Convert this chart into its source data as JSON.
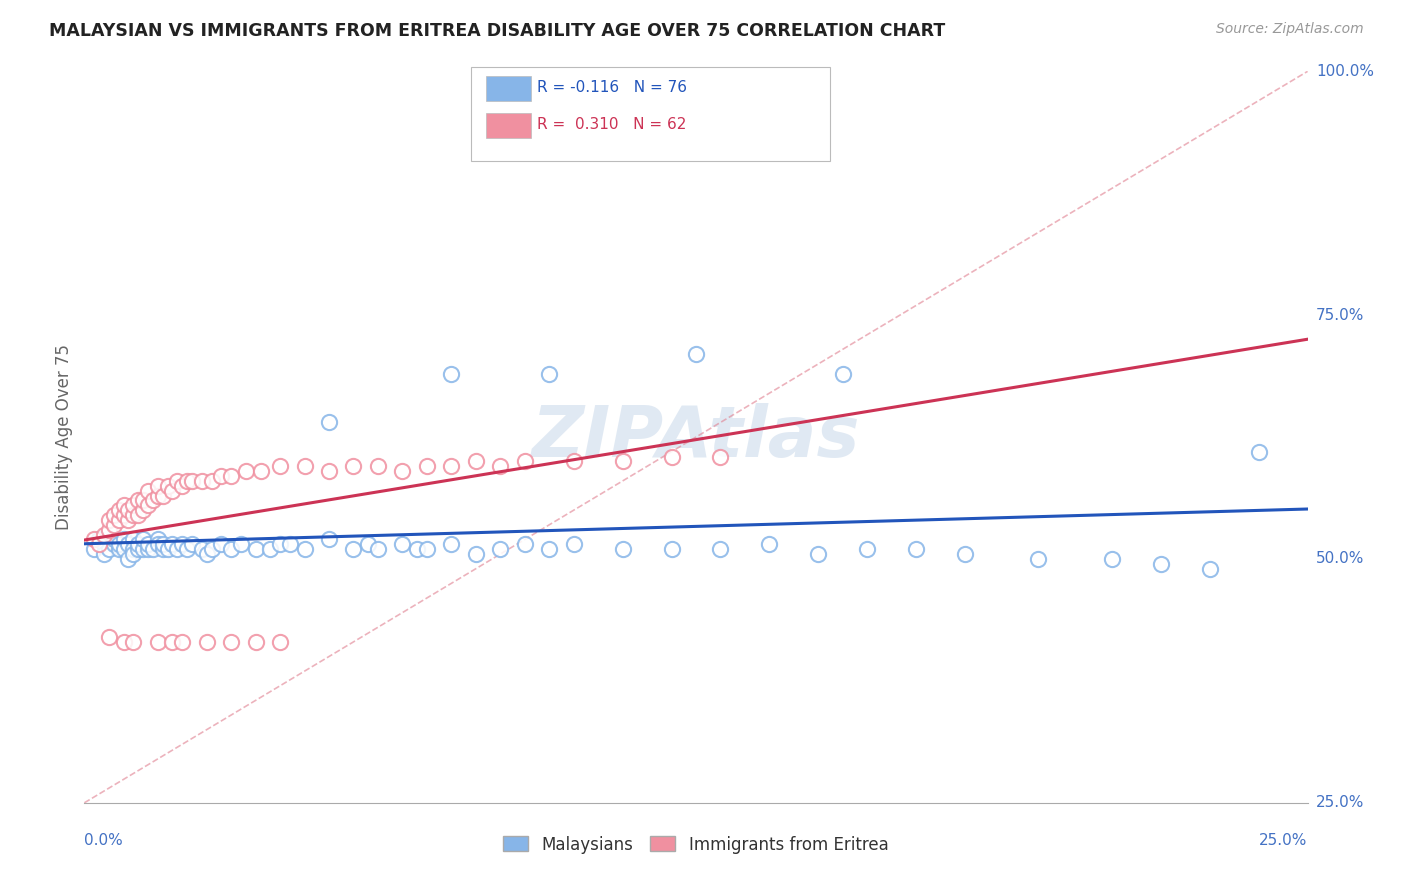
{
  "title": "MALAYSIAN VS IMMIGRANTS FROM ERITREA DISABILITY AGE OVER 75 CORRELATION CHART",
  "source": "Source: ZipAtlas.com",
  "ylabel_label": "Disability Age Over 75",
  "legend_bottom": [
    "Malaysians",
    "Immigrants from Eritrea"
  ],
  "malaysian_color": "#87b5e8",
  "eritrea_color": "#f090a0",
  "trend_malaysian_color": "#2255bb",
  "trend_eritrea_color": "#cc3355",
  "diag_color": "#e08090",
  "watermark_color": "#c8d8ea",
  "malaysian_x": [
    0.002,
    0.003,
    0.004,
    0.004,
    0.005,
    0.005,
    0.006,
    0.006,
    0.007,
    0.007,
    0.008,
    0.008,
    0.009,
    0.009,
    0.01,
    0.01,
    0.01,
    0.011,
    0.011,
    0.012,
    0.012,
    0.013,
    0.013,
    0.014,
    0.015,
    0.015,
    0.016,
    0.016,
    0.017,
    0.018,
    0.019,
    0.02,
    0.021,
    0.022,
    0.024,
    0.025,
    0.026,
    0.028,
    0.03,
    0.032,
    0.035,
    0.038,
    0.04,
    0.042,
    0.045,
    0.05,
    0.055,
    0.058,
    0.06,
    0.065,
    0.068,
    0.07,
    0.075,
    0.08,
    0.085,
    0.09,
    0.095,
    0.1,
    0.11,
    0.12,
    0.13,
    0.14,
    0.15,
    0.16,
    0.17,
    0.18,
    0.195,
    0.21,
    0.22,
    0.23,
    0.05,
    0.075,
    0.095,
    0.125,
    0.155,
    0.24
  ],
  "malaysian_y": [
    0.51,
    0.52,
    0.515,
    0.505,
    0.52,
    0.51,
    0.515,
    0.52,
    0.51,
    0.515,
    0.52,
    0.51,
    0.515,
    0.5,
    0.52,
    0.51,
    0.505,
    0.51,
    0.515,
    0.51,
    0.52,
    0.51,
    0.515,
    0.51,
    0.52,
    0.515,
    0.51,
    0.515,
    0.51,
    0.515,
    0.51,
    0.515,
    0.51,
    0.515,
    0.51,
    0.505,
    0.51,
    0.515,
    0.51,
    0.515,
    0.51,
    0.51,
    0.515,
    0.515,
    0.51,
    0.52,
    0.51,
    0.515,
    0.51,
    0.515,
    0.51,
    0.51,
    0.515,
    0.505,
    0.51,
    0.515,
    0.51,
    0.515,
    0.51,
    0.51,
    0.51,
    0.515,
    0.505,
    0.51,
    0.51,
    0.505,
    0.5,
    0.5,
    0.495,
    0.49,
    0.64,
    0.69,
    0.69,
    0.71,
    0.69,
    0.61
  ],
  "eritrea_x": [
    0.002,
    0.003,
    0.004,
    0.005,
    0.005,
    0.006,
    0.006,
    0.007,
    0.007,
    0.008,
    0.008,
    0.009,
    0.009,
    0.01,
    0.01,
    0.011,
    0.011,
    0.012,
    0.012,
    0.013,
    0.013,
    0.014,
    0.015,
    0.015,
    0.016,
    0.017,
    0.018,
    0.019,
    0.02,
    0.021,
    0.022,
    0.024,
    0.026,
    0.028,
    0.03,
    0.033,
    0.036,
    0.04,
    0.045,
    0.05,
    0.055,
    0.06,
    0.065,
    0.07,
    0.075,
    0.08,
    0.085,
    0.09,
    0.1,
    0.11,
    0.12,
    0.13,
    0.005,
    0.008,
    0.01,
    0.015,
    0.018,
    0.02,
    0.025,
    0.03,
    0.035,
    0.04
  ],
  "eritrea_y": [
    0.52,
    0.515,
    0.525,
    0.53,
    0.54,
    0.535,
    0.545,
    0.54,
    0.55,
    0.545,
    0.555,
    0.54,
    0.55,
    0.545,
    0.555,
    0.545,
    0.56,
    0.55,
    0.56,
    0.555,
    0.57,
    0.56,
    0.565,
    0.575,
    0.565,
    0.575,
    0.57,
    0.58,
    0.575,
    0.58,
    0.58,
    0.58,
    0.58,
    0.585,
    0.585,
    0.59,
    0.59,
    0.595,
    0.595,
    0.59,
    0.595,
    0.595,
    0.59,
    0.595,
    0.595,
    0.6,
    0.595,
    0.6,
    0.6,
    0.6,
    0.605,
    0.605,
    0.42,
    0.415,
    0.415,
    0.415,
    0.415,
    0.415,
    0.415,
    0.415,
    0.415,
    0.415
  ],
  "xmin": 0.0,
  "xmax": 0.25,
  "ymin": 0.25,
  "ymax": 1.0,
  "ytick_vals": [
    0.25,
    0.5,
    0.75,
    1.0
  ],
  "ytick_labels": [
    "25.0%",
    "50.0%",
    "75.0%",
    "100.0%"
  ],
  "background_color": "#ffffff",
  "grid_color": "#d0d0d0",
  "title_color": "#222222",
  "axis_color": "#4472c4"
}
+ + + + +
◆ **WRITTEN INSTRUCTION**: Pick out the lines containing the word "source" and show them.

◆ **SOLUTION TO THIS TASK**:
Convert this chart into its source data as JSON.
  "source": "Source: ZipAtlas.com",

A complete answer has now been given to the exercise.